- **Listed records**
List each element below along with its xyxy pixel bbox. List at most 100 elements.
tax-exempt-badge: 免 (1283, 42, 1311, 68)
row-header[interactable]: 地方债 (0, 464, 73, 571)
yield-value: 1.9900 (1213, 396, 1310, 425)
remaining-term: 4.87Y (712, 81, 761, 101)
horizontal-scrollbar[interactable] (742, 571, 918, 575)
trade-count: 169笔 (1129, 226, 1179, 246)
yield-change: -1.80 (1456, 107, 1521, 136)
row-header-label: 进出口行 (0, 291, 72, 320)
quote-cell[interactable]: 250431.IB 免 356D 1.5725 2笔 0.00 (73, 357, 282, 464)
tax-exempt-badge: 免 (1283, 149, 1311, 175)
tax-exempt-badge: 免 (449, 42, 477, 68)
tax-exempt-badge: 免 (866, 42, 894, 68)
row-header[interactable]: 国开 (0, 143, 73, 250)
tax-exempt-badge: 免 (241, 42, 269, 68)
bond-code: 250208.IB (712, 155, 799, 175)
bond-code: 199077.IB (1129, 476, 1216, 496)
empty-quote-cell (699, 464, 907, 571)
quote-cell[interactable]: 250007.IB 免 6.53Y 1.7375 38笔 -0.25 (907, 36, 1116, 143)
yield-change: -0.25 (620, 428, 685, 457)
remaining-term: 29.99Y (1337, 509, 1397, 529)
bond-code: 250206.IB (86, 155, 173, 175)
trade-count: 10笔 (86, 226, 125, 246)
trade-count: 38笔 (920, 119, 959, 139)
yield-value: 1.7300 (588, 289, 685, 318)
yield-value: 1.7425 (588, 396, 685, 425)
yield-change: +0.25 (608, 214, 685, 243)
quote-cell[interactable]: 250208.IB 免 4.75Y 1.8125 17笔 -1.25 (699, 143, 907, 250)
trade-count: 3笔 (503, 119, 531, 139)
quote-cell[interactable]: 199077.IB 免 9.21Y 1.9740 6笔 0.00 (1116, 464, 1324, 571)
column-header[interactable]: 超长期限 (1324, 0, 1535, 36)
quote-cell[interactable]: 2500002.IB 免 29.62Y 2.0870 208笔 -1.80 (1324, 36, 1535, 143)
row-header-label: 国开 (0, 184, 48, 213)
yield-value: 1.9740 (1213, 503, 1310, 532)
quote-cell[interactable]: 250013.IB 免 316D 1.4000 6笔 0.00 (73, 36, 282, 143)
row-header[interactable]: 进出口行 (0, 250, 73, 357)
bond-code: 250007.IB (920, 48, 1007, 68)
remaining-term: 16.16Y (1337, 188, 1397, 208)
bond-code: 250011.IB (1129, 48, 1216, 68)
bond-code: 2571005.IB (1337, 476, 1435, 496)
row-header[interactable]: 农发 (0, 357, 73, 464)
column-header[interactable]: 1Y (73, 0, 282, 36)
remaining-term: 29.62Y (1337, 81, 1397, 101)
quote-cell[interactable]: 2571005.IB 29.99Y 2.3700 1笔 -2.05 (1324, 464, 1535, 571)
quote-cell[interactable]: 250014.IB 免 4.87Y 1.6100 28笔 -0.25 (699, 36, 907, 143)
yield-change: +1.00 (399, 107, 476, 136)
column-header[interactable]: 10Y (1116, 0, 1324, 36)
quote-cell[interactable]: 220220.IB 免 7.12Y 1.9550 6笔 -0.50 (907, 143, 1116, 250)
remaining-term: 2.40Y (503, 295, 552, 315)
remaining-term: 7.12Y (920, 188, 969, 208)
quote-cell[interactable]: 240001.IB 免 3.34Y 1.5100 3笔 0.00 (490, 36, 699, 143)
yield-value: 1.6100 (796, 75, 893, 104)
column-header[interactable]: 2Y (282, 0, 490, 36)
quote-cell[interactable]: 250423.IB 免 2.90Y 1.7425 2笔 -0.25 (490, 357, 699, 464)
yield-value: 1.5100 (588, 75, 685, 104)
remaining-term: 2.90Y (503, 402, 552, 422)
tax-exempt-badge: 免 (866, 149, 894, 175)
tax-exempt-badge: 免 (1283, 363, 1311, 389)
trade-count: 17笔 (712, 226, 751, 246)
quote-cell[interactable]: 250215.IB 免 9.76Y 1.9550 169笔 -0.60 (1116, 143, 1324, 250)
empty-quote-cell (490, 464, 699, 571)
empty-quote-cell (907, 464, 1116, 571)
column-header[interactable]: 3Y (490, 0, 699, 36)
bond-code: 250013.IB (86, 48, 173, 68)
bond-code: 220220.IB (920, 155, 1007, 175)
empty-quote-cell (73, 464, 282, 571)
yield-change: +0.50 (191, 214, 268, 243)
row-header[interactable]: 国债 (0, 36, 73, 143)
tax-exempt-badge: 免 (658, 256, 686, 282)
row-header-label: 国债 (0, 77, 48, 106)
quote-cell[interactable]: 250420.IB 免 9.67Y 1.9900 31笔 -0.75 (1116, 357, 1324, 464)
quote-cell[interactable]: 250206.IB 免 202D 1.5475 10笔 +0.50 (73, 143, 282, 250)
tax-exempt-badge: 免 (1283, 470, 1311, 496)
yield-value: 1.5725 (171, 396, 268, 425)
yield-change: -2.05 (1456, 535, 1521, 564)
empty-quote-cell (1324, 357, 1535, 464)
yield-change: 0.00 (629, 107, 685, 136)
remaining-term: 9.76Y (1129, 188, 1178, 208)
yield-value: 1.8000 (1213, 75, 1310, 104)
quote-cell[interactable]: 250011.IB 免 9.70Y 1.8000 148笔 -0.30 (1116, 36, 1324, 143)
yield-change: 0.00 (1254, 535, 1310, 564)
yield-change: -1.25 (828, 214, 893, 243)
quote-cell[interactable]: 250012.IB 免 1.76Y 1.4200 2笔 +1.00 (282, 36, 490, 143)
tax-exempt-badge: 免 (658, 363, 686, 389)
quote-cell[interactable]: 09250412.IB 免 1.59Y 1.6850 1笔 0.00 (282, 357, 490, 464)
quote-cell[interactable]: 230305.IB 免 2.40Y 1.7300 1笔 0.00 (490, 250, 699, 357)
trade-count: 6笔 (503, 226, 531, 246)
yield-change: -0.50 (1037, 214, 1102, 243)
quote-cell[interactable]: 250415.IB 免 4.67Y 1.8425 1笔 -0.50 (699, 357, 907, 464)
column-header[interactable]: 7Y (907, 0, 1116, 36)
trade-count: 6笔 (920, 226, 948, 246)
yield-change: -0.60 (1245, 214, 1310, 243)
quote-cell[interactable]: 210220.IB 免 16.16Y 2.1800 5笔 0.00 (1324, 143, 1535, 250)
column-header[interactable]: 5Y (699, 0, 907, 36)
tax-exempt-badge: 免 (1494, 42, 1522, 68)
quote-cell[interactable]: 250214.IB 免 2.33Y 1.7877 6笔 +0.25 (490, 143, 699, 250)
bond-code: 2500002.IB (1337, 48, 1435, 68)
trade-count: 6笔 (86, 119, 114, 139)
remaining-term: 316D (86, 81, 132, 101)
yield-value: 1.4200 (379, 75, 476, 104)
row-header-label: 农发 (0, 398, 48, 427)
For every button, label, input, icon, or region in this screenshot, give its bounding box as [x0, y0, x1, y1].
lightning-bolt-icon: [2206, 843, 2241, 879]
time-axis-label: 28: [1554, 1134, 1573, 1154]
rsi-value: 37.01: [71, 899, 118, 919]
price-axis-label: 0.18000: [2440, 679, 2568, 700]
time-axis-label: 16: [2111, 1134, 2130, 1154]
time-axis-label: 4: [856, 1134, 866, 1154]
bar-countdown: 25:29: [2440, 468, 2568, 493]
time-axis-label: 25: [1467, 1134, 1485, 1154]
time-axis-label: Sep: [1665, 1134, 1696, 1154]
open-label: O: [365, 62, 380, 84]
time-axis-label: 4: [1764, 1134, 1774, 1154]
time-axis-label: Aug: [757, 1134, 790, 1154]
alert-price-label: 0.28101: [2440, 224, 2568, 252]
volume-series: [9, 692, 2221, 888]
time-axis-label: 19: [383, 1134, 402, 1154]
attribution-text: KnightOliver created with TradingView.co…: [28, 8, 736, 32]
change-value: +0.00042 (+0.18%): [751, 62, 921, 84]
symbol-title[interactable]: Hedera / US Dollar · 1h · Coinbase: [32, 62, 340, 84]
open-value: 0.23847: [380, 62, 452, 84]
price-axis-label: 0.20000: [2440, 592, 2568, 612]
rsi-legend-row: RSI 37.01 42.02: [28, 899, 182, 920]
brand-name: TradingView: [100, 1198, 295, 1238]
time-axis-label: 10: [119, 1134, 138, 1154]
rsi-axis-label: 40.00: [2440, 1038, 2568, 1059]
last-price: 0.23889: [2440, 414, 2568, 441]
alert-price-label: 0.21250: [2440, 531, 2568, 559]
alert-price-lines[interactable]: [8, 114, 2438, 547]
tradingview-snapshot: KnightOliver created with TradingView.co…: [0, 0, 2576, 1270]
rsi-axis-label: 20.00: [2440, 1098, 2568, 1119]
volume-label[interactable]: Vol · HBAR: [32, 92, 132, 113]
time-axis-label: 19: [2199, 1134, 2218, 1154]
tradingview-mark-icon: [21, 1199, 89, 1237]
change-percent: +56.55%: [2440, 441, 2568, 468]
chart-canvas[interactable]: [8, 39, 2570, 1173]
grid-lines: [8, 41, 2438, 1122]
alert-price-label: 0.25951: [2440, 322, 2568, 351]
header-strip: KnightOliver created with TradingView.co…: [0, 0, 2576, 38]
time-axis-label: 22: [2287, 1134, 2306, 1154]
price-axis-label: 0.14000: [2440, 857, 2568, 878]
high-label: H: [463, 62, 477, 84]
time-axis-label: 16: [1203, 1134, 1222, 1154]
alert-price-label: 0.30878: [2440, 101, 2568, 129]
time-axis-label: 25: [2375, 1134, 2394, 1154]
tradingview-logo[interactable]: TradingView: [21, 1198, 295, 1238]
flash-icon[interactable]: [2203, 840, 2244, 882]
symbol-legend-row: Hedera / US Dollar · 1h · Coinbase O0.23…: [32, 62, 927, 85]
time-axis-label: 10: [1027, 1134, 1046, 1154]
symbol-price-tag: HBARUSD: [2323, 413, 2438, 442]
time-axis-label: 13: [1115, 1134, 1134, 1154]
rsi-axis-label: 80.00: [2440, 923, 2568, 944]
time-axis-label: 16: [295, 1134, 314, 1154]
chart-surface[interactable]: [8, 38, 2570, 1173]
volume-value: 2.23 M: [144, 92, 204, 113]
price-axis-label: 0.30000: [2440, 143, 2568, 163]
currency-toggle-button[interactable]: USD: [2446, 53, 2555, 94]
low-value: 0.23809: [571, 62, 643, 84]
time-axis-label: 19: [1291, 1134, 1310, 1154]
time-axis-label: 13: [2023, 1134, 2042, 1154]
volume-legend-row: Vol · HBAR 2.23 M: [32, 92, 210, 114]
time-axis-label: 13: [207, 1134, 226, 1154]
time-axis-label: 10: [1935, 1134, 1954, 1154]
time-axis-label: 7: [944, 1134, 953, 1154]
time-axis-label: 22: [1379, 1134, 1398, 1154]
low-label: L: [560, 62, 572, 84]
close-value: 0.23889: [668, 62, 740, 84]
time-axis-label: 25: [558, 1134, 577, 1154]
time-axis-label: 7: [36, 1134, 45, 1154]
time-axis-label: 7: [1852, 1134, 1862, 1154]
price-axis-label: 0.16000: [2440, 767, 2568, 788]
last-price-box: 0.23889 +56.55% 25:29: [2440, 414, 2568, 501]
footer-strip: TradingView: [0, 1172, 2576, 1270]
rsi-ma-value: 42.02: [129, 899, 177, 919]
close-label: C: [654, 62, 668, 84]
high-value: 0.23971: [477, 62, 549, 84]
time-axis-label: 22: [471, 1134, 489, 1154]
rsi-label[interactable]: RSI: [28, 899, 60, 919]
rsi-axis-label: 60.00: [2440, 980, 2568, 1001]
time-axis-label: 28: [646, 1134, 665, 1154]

- **Directions**
Copy the records word for word, from their first line through the line with "yield-change: -1.80 (1456, 107, 1521, 136)", including that line.

- **The reply**
List each element below along with its xyxy pixel bbox. List at most 100 elements.
tax-exempt-badge: 免 (1283, 42, 1311, 68)
row-header[interactable]: 地方债 (0, 464, 73, 571)
yield-value: 1.9900 (1213, 396, 1310, 425)
remaining-term: 4.87Y (712, 81, 761, 101)
horizontal-scrollbar[interactable] (742, 571, 918, 575)
trade-count: 169笔 (1129, 226, 1179, 246)
yield-change: -1.80 (1456, 107, 1521, 136)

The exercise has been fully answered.